**GIVEN TEXT**
* * * * * * *
I spend many days sitting at my desk just thinking, reading, writing and then thinking some more about survey method, instruments, data and analysis. It’s all great fun, because while I’m comfortable with qualitative, I’m also quantitative.

But after a solid day of switching from one spreadsheet to another (fisher socioeconomics and mobility preferences of SE DC), my mind is drifting off and I’ve randomly recalled quotes from Sir Arthur Conan Doyle’s Sherlock Holmes, on the subject of data, research and hypothesizing.

Holmes rather ingeniously contradicts at least some of our ideas of scientific method and hypothesis testing. This is hardly just Holmes being fanciful; he actually does a rather good job of showing us why we need to be careful about putting too much stock in our brilliant hypotheses.

It is a capital mistake to theorize before one has data. Insensibly one begins to twist facts to suit theories, instead of theories to suit facts.
A Scandal in Bohemia

Our scientific method generally tells us that we should do the opposite. We should theorize and then design experiments or collect data to analyze/test our hypothesis. My master’s thesis, for example, examined a macroeconomic theory — of productivity conditioned upon physical and human capital — using socioeconomic census data of coastal fishers in India.
* * * * * * *
[Raw records]
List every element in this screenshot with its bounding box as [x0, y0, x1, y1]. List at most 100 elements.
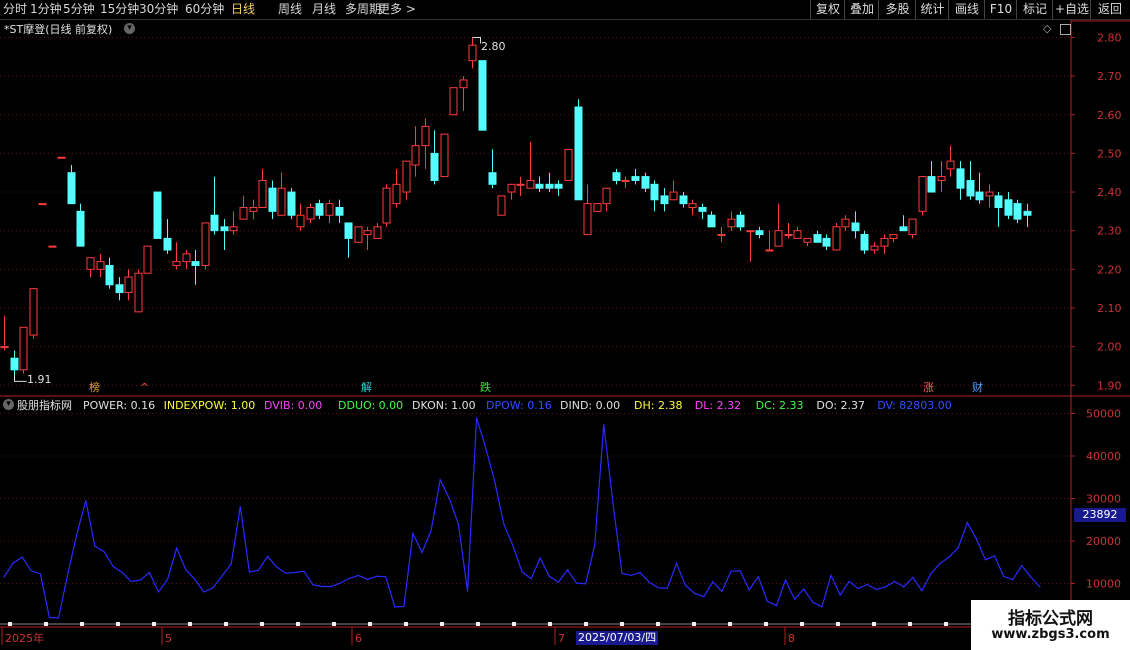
- candle-body: [774, 230, 783, 247]
- dv-point: [103, 551, 105, 553]
- dv-point: [739, 570, 741, 572]
- candle: [440, 133, 449, 178]
- candle: [143, 245, 152, 274]
- low-marker: [14, 375, 27, 382]
- candle: [86, 257, 95, 278]
- candle-body: [497, 195, 506, 216]
- candle: [937, 161, 946, 193]
- candle-body: [526, 179, 535, 189]
- candle-body: [335, 207, 344, 216]
- candle: [918, 176, 927, 216]
- dv-point: [312, 584, 314, 586]
- date-axis-label: 6: [355, 632, 362, 645]
- candle-body: [755, 230, 764, 236]
- candle-body: [813, 234, 822, 243]
- candle: [344, 222, 353, 258]
- candle: [392, 168, 401, 208]
- candle: [813, 230, 822, 243]
- candle: [679, 192, 688, 208]
- candle-body: [1004, 199, 1013, 216]
- dv-point: [248, 571, 250, 573]
- dv-point: [39, 573, 42, 575]
- candle: [908, 218, 917, 239]
- dv-point: [912, 576, 914, 579]
- event-badge[interactable]: 解: [360, 381, 373, 394]
- candle-body: [698, 207, 707, 212]
- candle-body: [201, 222, 210, 266]
- candle-body: [832, 226, 841, 251]
- title-dropdown-icon[interactable]: ▾: [124, 23, 135, 34]
- stock-chart: 2.80 2.70 2.60 2.50 2.40 2.30 2.20 2.10 2.00 1.90…: [0, 20, 1130, 650]
- panel-settings-icon[interactable]: [1060, 24, 1071, 35]
- date-axis-label: 5: [165, 632, 172, 645]
- candle: [535, 176, 544, 193]
- dv-point: [466, 590, 469, 592]
- event-badge[interactable]: ^: [138, 381, 151, 394]
- indicator-name: 股朋指标网: [17, 399, 72, 412]
- event-badge[interactable]: 涨: [922, 381, 935, 394]
- candle: [832, 222, 841, 251]
- candle: [966, 161, 975, 200]
- date-axis-label: 2025年: [5, 632, 44, 645]
- candle: [421, 118, 430, 169]
- candle: [507, 183, 516, 200]
- dv-point: [984, 559, 987, 561]
- candle: [201, 222, 210, 270]
- price-tick-label: 2.60: [1097, 109, 1122, 122]
- candle-body: [602, 187, 611, 205]
- candle: [239, 195, 248, 220]
- dv-point: [221, 575, 223, 577]
- candle-body: [985, 191, 994, 197]
- dv-point: [548, 575, 550, 577]
- price-tick-label: 2.70: [1097, 70, 1122, 83]
- dv-point: [784, 579, 787, 581]
- candle-body: [29, 288, 38, 336]
- indicator-dropdown-icon[interactable]: ▾: [3, 399, 14, 410]
- dv-point: [812, 601, 814, 603]
- event-badge[interactable]: 财: [971, 381, 984, 394]
- candle-body: [163, 237, 172, 251]
- candle-body: [67, 172, 76, 205]
- signal-dot: [836, 622, 840, 626]
- event-badge[interactable]: 跌: [479, 381, 492, 394]
- dv-point: [112, 565, 114, 568]
- candle: [134, 269, 143, 313]
- high-marker: [472, 36, 481, 44]
- dv-point: [121, 571, 123, 574]
- candle: [57, 156, 66, 159]
- candle-body: [19, 326, 28, 371]
- dv-point: [921, 590, 923, 592]
- dv-point: [503, 523, 505, 525]
- dv-point: [821, 606, 823, 608]
- candle: [602, 187, 611, 212]
- candle-body: [1013, 203, 1022, 220]
- signal-dot: [656, 622, 660, 626]
- candle-body: [449, 87, 458, 116]
- date-axis-label: 7: [558, 632, 565, 645]
- candle-body: [870, 245, 879, 251]
- indicator-value: DC: 2.33: [755, 399, 804, 412]
- dv-point: [657, 587, 659, 589]
- diamond-icon[interactable]: ◇: [1043, 22, 1051, 35]
- dv-point: [139, 579, 141, 581]
- candle: [841, 215, 850, 231]
- candle-body: [315, 203, 324, 216]
- cursor-date-text: 2025/07/03/四: [578, 631, 657, 644]
- candle-body: [793, 230, 802, 239]
- event-badge[interactable]: 榜: [88, 381, 101, 394]
- candle-body: [946, 160, 955, 170]
- dv-point: [712, 581, 714, 583]
- dv-point: [948, 556, 950, 558]
- indicator-value: INDEXPOW: 1.00: [163, 399, 256, 412]
- candle-body: [220, 226, 229, 232]
- dv-point: [421, 551, 423, 554]
- dv-point: [566, 569, 569, 571]
- dv-point: [894, 580, 896, 583]
- candle: [67, 164, 76, 205]
- candle-body: [115, 284, 124, 294]
- dv-point: [957, 547, 959, 549]
- candle: [650, 180, 659, 212]
- dv-point: [830, 574, 832, 577]
- dv-point: [666, 587, 669, 589]
- dv-point: [703, 596, 705, 598]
* * * * * * *
**TASKS TO PERFORM**
1. Which subjects does the author say they think about at their desk in the Sherlock Holmes passage? List them all.
2. Convert the listing, from the line with "- candle-body: [774, 230, 783, 247]" up to and including the line with "- signal-dot: [836, 622, 840, 626]", into a JSON list of strings with one string per line.
The Sherlock Holmes passage has no connection to the listing.

**EXERCISE SOLUTIONS**
1.
- survey method
- instruments
- data
- analysis

2.
[
  "- candle-body: [774, 230, 783, 247]",
  "- dv-point: [103, 551, 105, 553]",
  "- dv-point: [739, 570, 741, 572]",
  "- candle: [440, 133, 449, 178]",
  "- candle: [143, 245, 152, 274]",
  "- low-marker: [14, 375, 27, 382]",
  "- candle: [86, 257, 95, 278]",
  "- candle-body: [497, 195, 506, 216]",
  "- candle: [937, 161, 946, 193]",
  "- candle-body: [526, 179, 535, 189]",
  "- candle-body: [335, 207, 344, 216]",
  "- candle: [918, 176, 927, 216]",
  "- dv-point: [312, 584, 314, 586]",
  "- date-axis-label: 6: [355, 632, 362, 645]",
  "- candle-body: [755, 230, 764, 236]",
  "- candle-body: [813, 234, 822, 243]",
  "- candle: [344, 222, 353, 258]",
  "- candle: [392, 168, 401, 208]",
  "- candle: [813, 230, 822, 243]",
  "- candle: [679, 192, 688, 208]",
  "- candle-body: [1004, 199, 1013, 216]",
  "- dv-point: [248, 571, 250, 573]",
  "- dv-point: [39, 573, 42, 575]",
  "- candle: [908, 218, 917, 239]",
  "- dv-point: [912, 576, 914, 579]",
  "- event-badge[interactable]: 解: [360, 381, 373, 394]",
  "- candle-body: [698, 207, 707, 212]",
  "- candle-body: [201, 222, 210, 266]",
  "- candle-body: [832, 226, 841, 251]",
  "- title-dropdown-icon[interactable]: ▾: [124, 23, 135, 34]",
  "- stock-chart: 2.80 2.70 2.60 2.50 2.40 2.30 2.20 2.10 2.00 1.90…: [0, 20, 1130, 650]",
  "- panel-settings-icon[interactable]: [1060, 24, 1071, 35]",
  "- date-axis-label: 5: [165, 632, 172, 645]",
  "- candle: [535, 176, 544, 193]",
  "- dv-point: [466, 590, 469, 592]",
  "- event-badge[interactable]: ^: [138, 381, 151, 394]",
  "- indicator-name: 股朋指标网: [17, 399, 72, 412]",
  "- event-badge[interactable]: 涨: [922, 381, 935, 394]",
  "- candle: [832, 222, 841, 251]",
  "- candle: [966, 161, 975, 200]",
  "- date-axis-label: 2025年: [5, 632, 44, 645]",
  "- candle: [421, 118, 430, 169]",
  "- candle: [507, 183, 516, 200]",
  "- dv-point: [984, 559, 987, 561]",
  "- candle: [201, 222, 210, 270]",
  "- price-tick-label: 2.60: [1097, 109, 1122, 122]",
  "- candle-body: [602, 187, 611, 205]",
  "- candle: [239, 195, 248, 220]",
  "- dv-point: [221, 575, 223, 577]",
  "- candle-body: [985, 191, 994, 197]",
  "- dv-point: [548, 575, 550, 577]",
  "- price-tick-label: 2.70: [1097, 70, 1122, 83]",
  "- dv-point: [784, 579, 787, 581]",
  "- candle-body: [29, 288, 38, 336]",
  "- indicator-dropdown-icon[interactable]: ▾: [3, 399, 14, 410]",
  "- dv-point: [812, 601, 814, 603]",
  "- event-badge[interactable]: 财: [971, 381, 984, 394]",
  "- candle-body: [163, 237, 172, 251]",
  "- candle-body: [67, 172, 76, 205]",
  "- signal-dot: [836, 622, 840, 626]"
]